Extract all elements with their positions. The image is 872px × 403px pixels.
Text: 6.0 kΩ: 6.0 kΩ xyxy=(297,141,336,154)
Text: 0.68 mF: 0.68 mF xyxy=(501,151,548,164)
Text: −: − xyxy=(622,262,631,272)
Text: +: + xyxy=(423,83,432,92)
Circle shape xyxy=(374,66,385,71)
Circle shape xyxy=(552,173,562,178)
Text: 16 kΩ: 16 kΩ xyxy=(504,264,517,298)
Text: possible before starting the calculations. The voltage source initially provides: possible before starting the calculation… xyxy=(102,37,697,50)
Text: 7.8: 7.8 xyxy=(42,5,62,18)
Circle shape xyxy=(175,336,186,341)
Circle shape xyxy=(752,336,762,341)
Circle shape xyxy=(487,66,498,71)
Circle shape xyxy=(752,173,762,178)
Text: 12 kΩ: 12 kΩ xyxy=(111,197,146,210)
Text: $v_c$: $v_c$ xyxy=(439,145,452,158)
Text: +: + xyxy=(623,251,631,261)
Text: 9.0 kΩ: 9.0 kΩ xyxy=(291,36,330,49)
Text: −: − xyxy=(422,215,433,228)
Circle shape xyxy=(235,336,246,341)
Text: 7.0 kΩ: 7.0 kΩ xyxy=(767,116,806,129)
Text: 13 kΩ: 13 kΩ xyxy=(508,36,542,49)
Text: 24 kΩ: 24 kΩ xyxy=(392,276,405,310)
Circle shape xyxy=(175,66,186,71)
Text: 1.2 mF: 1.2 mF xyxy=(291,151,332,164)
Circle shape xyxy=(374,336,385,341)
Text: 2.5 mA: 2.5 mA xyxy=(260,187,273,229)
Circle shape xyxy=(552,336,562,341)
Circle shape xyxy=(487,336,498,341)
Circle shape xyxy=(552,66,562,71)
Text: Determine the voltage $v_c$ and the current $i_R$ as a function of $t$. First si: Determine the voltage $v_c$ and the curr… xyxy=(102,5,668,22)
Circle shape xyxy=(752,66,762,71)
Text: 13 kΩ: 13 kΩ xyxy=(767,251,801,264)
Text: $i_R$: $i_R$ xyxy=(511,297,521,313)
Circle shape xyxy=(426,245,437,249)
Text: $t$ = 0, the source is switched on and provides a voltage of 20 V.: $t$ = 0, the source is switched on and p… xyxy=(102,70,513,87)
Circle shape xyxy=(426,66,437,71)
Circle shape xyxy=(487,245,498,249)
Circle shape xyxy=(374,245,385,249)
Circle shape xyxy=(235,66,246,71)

---

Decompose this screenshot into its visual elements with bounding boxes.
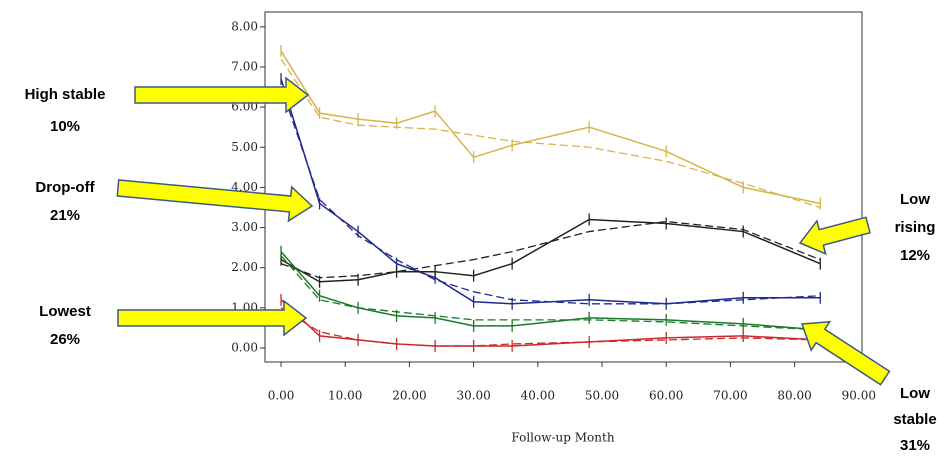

» WORK TO COMPLETE
Copy the records verbatim, from the line containing "Extract all elements" through the line containing "Circle shape xyxy=(752,66,762,71)", including both of those lines.

» SOLUTION FOR THIS PROBLEM
Extract all elements with their positions. The image is 872px × 403px pixels.
Text: 6.0 kΩ: 6.0 kΩ xyxy=(297,141,336,154)
Text: 0.68 mF: 0.68 mF xyxy=(501,151,548,164)
Text: −: − xyxy=(622,262,631,272)
Text: +: + xyxy=(423,83,432,92)
Circle shape xyxy=(374,66,385,71)
Circle shape xyxy=(552,173,562,178)
Text: 16 kΩ: 16 kΩ xyxy=(504,264,517,298)
Text: possible before starting the calculations. The voltage source initially provides: possible before starting the calculation… xyxy=(102,37,697,50)
Text: 7.8: 7.8 xyxy=(42,5,62,18)
Circle shape xyxy=(175,336,186,341)
Circle shape xyxy=(752,336,762,341)
Circle shape xyxy=(487,66,498,71)
Circle shape xyxy=(752,173,762,178)
Text: 12 kΩ: 12 kΩ xyxy=(111,197,146,210)
Text: $v_c$: $v_c$ xyxy=(439,145,452,158)
Text: +: + xyxy=(623,251,631,261)
Text: 9.0 kΩ: 9.0 kΩ xyxy=(291,36,330,49)
Text: −: − xyxy=(422,215,433,228)
Circle shape xyxy=(235,336,246,341)
Text: 7.0 kΩ: 7.0 kΩ xyxy=(767,116,806,129)
Text: 13 kΩ: 13 kΩ xyxy=(508,36,542,49)
Text: 24 kΩ: 24 kΩ xyxy=(392,276,405,310)
Circle shape xyxy=(175,66,186,71)
Text: 1.2 mF: 1.2 mF xyxy=(291,151,332,164)
Circle shape xyxy=(374,336,385,341)
Text: 2.5 mA: 2.5 mA xyxy=(260,187,273,229)
Circle shape xyxy=(552,336,562,341)
Circle shape xyxy=(487,336,498,341)
Circle shape xyxy=(552,66,562,71)
Text: Determine the voltage $v_c$ and the current $i_R$ as a function of $t$. First si: Determine the voltage $v_c$ and the curr… xyxy=(102,5,668,22)
Circle shape xyxy=(752,66,762,71)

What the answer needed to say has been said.